(Stated goal) Reproduce the lines below word for word.

Records excerpted from a collection:
******************************
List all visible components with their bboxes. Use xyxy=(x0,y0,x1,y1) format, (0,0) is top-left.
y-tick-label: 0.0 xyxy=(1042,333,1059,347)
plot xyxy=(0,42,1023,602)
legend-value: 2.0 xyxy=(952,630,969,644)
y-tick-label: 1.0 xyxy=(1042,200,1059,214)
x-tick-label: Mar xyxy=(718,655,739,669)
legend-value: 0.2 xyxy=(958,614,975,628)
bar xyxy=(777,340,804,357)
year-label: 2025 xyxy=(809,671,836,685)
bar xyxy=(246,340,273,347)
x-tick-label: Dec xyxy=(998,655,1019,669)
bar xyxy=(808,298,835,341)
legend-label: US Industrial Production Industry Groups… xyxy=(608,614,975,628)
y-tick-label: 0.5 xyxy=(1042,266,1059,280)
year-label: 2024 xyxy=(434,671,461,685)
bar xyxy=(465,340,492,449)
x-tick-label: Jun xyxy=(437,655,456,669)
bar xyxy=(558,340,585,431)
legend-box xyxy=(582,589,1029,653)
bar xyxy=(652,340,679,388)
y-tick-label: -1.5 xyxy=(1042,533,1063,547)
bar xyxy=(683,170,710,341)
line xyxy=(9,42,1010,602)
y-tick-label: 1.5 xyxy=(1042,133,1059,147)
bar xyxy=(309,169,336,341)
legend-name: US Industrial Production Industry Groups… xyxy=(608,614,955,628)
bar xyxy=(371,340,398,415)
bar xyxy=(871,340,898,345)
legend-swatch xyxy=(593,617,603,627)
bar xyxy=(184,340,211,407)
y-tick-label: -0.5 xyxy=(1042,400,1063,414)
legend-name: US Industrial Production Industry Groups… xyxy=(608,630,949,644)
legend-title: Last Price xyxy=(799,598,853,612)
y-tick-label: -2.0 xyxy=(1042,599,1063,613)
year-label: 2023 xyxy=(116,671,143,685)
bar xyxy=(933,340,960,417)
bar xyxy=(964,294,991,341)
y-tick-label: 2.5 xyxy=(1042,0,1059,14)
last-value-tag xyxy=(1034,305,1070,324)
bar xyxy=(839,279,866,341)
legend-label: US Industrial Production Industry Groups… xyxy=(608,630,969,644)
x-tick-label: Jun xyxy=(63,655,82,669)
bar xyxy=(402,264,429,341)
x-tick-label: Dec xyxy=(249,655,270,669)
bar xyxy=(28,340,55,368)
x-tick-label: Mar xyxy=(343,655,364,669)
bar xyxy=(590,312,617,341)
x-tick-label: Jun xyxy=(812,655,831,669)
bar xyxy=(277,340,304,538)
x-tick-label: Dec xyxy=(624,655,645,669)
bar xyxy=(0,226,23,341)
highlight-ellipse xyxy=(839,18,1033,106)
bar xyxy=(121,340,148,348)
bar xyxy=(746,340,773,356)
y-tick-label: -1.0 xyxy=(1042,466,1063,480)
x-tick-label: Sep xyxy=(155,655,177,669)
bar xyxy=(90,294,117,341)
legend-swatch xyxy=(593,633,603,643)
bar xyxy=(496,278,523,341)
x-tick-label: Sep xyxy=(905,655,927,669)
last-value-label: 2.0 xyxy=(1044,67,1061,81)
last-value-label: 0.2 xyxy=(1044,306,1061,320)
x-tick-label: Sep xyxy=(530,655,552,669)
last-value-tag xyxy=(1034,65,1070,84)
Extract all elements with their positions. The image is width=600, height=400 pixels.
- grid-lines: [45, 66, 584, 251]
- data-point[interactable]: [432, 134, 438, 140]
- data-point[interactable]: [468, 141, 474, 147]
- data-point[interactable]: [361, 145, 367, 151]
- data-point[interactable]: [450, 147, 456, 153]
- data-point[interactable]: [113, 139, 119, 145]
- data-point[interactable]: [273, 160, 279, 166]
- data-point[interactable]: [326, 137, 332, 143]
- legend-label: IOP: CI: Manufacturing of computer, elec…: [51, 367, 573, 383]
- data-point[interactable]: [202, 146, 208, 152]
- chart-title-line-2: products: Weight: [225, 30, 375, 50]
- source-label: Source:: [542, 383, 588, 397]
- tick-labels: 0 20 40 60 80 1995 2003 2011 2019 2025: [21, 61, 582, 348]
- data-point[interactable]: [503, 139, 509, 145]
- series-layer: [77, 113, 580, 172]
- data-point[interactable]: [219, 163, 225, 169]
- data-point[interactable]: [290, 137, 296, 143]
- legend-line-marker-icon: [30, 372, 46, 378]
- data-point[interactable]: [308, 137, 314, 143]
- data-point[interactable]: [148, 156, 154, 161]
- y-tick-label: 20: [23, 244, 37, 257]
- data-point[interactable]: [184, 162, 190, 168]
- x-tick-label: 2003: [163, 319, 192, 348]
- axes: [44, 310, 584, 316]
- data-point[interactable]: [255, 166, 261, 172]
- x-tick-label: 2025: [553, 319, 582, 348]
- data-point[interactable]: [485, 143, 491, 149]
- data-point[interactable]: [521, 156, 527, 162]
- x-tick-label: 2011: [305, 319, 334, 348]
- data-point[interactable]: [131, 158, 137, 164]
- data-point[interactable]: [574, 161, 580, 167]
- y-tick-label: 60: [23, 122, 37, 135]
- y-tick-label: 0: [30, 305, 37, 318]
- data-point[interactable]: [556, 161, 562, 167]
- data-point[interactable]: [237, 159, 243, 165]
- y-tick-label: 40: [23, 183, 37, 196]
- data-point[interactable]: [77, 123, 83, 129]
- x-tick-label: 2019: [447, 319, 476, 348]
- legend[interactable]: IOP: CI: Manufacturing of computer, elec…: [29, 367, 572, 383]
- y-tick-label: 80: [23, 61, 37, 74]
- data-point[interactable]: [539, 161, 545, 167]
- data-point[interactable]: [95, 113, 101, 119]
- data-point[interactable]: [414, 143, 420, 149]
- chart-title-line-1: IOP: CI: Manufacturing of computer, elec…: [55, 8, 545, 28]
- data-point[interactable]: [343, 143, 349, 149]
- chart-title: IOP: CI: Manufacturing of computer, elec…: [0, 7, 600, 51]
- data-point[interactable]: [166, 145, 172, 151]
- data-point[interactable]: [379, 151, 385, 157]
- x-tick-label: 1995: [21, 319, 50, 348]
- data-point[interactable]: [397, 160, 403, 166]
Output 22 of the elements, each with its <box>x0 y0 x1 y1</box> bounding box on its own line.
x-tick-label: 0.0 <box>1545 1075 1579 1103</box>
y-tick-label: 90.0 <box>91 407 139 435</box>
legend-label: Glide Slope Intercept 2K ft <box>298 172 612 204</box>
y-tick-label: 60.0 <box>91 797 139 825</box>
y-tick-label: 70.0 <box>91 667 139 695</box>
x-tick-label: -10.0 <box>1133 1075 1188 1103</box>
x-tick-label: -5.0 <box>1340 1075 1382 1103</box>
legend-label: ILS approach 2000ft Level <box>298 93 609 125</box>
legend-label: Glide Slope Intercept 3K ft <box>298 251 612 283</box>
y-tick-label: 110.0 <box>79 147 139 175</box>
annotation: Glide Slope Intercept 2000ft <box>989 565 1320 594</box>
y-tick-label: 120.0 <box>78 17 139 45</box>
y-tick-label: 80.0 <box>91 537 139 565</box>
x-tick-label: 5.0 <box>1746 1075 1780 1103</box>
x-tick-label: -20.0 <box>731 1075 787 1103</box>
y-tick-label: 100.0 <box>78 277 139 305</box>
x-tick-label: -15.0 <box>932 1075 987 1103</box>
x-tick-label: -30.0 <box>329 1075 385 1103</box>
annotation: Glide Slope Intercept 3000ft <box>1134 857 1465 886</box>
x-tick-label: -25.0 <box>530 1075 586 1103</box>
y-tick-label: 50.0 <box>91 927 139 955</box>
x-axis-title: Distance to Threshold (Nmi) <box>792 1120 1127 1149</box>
******************************
(Task response)
List all visible components with their bboxes. Use xyxy=(x0,y0,x1,y1) format, (0,0) is top-left.
y-tick-label: 0.0 xyxy=(1042,333,1059,347)
plot xyxy=(0,42,1023,602)
legend-value: 2.0 xyxy=(952,630,969,644)
y-tick-label: 1.0 xyxy=(1042,200,1059,214)
x-tick-label: Mar xyxy=(718,655,739,669)
legend-value: 0.2 xyxy=(958,614,975,628)
bar xyxy=(777,340,804,357)
year-label: 2025 xyxy=(809,671,836,685)
bar xyxy=(246,340,273,347)
x-tick-label: Dec xyxy=(998,655,1019,669)
bar xyxy=(808,298,835,341)
legend-label: US Industrial Production Industry Groups… xyxy=(608,614,975,628)
y-tick-label: 0.5 xyxy=(1042,266,1059,280)
year-label: 2024 xyxy=(434,671,461,685)
bar xyxy=(465,340,492,449)
x-tick-label: Jun xyxy=(437,655,456,669)
bar xyxy=(558,340,585,431)
legend-box xyxy=(582,589,1029,653)
bar xyxy=(652,340,679,388)
y-tick-label: -1.5 xyxy=(1042,533,1063,547)
bar xyxy=(683,170,710,341)
line xyxy=(9,42,1010,602)
y-tick-label: 1.5 xyxy=(1042,133,1059,147)
bar xyxy=(309,169,336,341)
legend-name: US Industrial Production Industry Groups… xyxy=(608,614,955,628)
bar xyxy=(371,340,398,415)
bar xyxy=(871,340,898,345)
legend-swatch xyxy=(593,617,603,627)
bar xyxy=(184,340,211,407)
y-tick-label: -0.5 xyxy=(1042,400,1063,414)
legend-name: US Industrial Production Industry Groups… xyxy=(608,630,949,644)
legend-title: Last Price xyxy=(799,598,853,612)
y-tick-label: -2.0 xyxy=(1042,599,1063,613)
year-label: 2023 xyxy=(116,671,143,685)
bar xyxy=(933,340,960,417)
bar xyxy=(964,294,991,341)
y-tick-label: 2.5 xyxy=(1042,0,1059,14)
last-value-tag xyxy=(1034,305,1070,324)
bar xyxy=(839,279,866,341)
legend-label: US Industrial Production Industry Groups… xyxy=(608,630,969,644)
x-tick-label: Jun xyxy=(63,655,82,669)
bar xyxy=(402,264,429,341)
x-tick-label: Dec xyxy=(249,655,270,669)
bar xyxy=(28,340,55,368)
x-tick-label: Mar xyxy=(343,655,364,669)
bar xyxy=(590,312,617,341)
x-tick-label: Jun xyxy=(812,655,831,669)
bar xyxy=(277,340,304,538)
x-tick-label: Dec xyxy=(624,655,645,669)
bar xyxy=(0,226,23,341)
highlight-ellipse xyxy=(839,18,1033,106)
bar xyxy=(121,340,148,348)
bar xyxy=(746,340,773,356)
y-tick-label: -1.0 xyxy=(1042,466,1063,480)
x-tick-label: Sep xyxy=(155,655,177,669)
bar xyxy=(90,294,117,341)
legend-swatch xyxy=(593,633,603,643)
bar xyxy=(496,278,523,341)
x-tick-label: Sep xyxy=(905,655,927,669)
last-value-label: 2.0 xyxy=(1044,67,1061,81)
last-value-label: 0.2 xyxy=(1044,306,1061,320)
x-tick-label: Sep xyxy=(530,655,552,669)
last-value-tag xyxy=(1034,65,1070,84)
Extract all elements with their positions. The image is width=600, height=400 pixels.
- grid-lines: [45, 66, 584, 251]
- data-point[interactable]: [432, 134, 438, 140]
- data-point[interactable]: [468, 141, 474, 147]
- data-point[interactable]: [361, 145, 367, 151]
- data-point[interactable]: [450, 147, 456, 153]
- data-point[interactable]: [113, 139, 119, 145]
- data-point[interactable]: [273, 160, 279, 166]
- data-point[interactable]: [326, 137, 332, 143]
- legend-label: IOP: CI: Manufacturing of computer, elec…: [51, 367, 573, 383]
- data-point[interactable]: [202, 146, 208, 152]
- chart-title-line-2: products: Weight: [225, 30, 375, 50]
- source-label: Source:: [542, 383, 588, 397]
- tick-labels: 0 20 40 60 80 1995 2003 2011 2019 2025: [21, 61, 582, 348]
- data-point[interactable]: [503, 139, 509, 145]
- series-layer: [77, 113, 580, 172]
- data-point[interactable]: [219, 163, 225, 169]
- data-point[interactable]: [290, 137, 296, 143]
- legend-line-marker-icon: [30, 372, 46, 378]
- data-point[interactable]: [308, 137, 314, 143]
- data-point[interactable]: [148, 156, 154, 161]
- y-tick-label: 20: [23, 244, 37, 257]
- data-point[interactable]: [184, 162, 190, 168]
- x-tick-label: 2003: [163, 319, 192, 348]
- axes: [44, 310, 584, 316]
- data-point[interactable]: [255, 166, 261, 172]
- x-tick-label: 2025: [553, 319, 582, 348]
- data-point[interactable]: [485, 143, 491, 149]
- data-point[interactable]: [521, 156, 527, 162]
- x-tick-label: 2011: [305, 319, 334, 348]
- data-point[interactable]: [131, 158, 137, 164]
- data-point[interactable]: [574, 161, 580, 167]
- y-tick-label: 60: [23, 122, 37, 135]
- y-tick-label: 0: [30, 305, 37, 318]
- data-point[interactable]: [556, 161, 562, 167]
- data-point[interactable]: [237, 159, 243, 165]
- y-tick-label: 40: [23, 183, 37, 196]
- data-point[interactable]: [77, 123, 83, 129]
- x-tick-label: 2019: [447, 319, 476, 348]
- legend[interactable]: IOP: CI: Manufacturing of computer, elec…: [29, 367, 572, 383]
- y-tick-label: 80: [23, 61, 37, 74]
- data-point[interactable]: [539, 161, 545, 167]
- data-point[interactable]: [95, 113, 101, 119]
- data-point[interactable]: [414, 143, 420, 149]
- chart-title-line-1: IOP: CI: Manufacturing of computer, elec…: [55, 8, 545, 28]
- data-point[interactable]: [343, 143, 349, 149]
- chart-title: IOP: CI: Manufacturing of computer, elec…: [0, 7, 600, 51]
- data-point[interactable]: [166, 145, 172, 151]
- data-point[interactable]: [379, 151, 385, 157]
- x-tick-label: 1995: [21, 319, 50, 348]
- data-point[interactable]: [397, 160, 403, 166]
Output 22 of the elements, each with its <box>x0 y0 x1 y1</box> bounding box on its own line.
x-tick-label: 0.0 <box>1545 1075 1579 1103</box>
y-tick-label: 90.0 <box>91 407 139 435</box>
legend-label: Glide Slope Intercept 2K ft <box>298 172 612 204</box>
y-tick-label: 60.0 <box>91 797 139 825</box>
y-tick-label: 70.0 <box>91 667 139 695</box>
x-tick-label: -10.0 <box>1133 1075 1188 1103</box>
x-tick-label: -5.0 <box>1340 1075 1382 1103</box>
legend-label: ILS approach 2000ft Level <box>298 93 609 125</box>
legend-label: Glide Slope Intercept 3K ft <box>298 251 612 283</box>
y-tick-label: 110.0 <box>79 147 139 175</box>
annotation: Glide Slope Intercept 2000ft <box>989 565 1320 594</box>
y-tick-label: 120.0 <box>78 17 139 45</box>
y-tick-label: 80.0 <box>91 537 139 565</box>
x-tick-label: 5.0 <box>1746 1075 1780 1103</box>
x-tick-label: -20.0 <box>731 1075 787 1103</box>
y-tick-label: 100.0 <box>78 277 139 305</box>
x-tick-label: -15.0 <box>932 1075 987 1103</box>
x-tick-label: -30.0 <box>329 1075 385 1103</box>
annotation: Glide Slope Intercept 3000ft <box>1134 857 1465 886</box>
x-tick-label: -25.0 <box>530 1075 586 1103</box>
y-tick-label: 50.0 <box>91 927 139 955</box>
x-axis-title: Distance to Threshold (Nmi) <box>792 1120 1127 1149</box>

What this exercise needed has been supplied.